> **PROMPT**: Search the records for the word "STOCHASTIC" and pick out every line that has it.

* begin *

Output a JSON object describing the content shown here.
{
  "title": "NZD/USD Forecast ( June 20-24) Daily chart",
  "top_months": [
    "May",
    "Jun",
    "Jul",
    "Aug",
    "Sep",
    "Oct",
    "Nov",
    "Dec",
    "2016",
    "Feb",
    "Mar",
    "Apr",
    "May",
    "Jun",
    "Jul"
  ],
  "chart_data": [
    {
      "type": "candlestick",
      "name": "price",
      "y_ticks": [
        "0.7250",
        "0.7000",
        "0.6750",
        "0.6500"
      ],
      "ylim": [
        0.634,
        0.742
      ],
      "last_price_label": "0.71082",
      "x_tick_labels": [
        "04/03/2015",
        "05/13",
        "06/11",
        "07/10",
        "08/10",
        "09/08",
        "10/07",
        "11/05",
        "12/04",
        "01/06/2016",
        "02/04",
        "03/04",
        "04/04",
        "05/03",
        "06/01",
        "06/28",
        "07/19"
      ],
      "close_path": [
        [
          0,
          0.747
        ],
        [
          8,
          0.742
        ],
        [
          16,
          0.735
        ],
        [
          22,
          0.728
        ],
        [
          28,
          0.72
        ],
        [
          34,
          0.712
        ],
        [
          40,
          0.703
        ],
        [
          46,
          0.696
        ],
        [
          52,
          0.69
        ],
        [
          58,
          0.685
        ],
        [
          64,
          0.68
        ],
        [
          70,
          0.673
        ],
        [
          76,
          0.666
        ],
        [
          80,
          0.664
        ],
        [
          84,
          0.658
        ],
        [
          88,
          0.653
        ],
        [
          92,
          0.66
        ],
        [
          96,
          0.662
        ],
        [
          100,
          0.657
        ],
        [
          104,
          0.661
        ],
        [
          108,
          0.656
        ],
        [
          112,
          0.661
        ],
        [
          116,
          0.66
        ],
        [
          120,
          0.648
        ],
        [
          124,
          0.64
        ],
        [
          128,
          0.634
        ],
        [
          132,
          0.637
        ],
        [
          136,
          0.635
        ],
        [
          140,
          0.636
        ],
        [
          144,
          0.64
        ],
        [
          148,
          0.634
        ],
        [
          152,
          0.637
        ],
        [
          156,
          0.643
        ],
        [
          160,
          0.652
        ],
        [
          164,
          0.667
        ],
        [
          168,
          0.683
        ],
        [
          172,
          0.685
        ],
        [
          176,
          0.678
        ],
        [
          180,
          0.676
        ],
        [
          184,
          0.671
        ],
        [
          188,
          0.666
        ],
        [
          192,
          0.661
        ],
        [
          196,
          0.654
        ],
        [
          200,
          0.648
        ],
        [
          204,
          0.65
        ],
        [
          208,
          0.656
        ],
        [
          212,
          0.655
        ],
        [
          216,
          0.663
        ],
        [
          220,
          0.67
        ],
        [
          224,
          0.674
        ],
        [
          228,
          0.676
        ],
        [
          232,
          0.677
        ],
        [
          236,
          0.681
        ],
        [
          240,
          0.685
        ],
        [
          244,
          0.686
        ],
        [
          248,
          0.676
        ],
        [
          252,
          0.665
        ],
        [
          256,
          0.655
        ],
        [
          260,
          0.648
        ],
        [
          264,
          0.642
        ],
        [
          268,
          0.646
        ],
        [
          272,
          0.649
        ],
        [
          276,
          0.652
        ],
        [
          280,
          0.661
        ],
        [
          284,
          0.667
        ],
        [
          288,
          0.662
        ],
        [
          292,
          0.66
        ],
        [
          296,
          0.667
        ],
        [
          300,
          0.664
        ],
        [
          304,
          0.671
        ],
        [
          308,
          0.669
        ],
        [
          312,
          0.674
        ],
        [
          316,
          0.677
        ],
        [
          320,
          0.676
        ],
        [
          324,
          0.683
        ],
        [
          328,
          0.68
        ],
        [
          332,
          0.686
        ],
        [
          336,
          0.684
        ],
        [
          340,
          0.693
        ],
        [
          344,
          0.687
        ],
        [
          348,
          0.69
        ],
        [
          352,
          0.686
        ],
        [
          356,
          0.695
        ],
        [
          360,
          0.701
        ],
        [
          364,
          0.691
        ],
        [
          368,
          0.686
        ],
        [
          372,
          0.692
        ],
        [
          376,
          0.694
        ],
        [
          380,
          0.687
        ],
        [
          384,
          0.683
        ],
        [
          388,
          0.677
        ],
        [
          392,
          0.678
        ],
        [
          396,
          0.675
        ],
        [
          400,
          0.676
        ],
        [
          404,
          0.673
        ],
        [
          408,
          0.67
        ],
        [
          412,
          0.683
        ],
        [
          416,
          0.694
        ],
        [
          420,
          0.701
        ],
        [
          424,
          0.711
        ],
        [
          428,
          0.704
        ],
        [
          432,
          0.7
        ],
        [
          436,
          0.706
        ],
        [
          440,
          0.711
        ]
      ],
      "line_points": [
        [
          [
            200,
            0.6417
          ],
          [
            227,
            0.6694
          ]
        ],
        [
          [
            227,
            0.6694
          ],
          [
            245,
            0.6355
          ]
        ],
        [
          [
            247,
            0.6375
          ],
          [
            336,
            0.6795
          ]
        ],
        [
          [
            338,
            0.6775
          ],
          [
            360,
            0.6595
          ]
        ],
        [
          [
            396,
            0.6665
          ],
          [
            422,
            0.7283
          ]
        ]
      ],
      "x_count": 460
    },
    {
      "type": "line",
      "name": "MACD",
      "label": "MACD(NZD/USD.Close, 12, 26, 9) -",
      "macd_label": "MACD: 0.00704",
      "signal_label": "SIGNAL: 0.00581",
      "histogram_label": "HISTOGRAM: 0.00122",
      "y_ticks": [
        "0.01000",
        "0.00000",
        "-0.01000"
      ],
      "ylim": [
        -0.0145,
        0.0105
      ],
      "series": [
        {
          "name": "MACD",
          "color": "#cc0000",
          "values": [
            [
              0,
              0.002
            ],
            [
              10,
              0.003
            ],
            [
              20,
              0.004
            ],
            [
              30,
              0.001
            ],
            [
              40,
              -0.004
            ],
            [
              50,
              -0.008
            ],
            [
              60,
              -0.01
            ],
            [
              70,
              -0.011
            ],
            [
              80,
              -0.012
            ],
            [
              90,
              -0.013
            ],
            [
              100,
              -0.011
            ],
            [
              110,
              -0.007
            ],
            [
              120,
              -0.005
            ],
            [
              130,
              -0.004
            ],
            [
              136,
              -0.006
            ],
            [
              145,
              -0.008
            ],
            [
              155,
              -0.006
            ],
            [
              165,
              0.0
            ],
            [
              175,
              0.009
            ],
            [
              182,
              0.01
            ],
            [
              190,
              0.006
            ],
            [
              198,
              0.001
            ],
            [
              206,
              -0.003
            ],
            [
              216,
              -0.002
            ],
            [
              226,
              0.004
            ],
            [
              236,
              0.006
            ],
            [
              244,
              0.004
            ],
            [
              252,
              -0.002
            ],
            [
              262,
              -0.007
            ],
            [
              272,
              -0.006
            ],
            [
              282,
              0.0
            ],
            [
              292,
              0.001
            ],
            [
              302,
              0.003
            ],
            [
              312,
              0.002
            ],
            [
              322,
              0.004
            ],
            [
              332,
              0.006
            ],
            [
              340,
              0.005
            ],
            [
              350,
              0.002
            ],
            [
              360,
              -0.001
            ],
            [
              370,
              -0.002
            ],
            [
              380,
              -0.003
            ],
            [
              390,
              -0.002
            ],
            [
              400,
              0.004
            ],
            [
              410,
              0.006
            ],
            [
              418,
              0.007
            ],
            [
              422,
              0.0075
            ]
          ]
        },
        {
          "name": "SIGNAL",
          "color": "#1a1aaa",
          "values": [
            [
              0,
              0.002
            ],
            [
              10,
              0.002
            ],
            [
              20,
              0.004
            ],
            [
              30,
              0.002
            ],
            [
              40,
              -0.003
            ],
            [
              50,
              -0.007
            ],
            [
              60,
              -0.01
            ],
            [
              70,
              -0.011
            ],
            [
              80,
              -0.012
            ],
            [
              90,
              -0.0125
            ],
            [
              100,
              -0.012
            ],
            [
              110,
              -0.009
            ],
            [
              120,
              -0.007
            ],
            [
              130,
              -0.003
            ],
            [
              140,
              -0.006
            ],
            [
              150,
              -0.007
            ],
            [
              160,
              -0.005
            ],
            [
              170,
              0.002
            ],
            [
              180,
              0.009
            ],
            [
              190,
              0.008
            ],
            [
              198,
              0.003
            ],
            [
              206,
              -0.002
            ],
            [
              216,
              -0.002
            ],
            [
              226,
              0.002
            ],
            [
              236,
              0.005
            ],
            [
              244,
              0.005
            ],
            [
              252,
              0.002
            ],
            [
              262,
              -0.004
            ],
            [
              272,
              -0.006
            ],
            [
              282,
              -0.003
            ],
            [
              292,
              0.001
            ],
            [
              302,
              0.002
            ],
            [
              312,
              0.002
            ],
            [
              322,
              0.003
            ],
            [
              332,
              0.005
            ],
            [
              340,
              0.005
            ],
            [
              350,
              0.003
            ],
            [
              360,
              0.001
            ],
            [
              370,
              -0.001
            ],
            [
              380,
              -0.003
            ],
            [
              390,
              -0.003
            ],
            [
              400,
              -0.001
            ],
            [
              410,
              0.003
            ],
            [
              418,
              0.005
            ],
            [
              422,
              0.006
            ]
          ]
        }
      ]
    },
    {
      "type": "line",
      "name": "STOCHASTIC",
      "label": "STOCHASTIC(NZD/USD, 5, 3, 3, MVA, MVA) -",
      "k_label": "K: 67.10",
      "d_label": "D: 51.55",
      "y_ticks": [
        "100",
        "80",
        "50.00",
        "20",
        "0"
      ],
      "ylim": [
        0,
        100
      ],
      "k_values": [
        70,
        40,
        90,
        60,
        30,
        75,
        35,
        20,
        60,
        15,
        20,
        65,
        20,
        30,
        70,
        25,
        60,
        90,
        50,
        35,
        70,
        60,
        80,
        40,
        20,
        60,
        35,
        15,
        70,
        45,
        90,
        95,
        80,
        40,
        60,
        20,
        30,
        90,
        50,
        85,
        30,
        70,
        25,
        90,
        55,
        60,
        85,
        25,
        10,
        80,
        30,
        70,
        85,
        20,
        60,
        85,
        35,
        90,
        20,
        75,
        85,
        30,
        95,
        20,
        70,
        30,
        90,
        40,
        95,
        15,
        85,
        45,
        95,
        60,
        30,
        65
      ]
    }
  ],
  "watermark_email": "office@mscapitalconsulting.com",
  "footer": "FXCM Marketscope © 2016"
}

* end *

> **ANSWER**:
      "name": "STOCHASTIC",
      "label": "STOCHASTIC(NZD/USD, 5, 3, 3, MVA, MVA) -",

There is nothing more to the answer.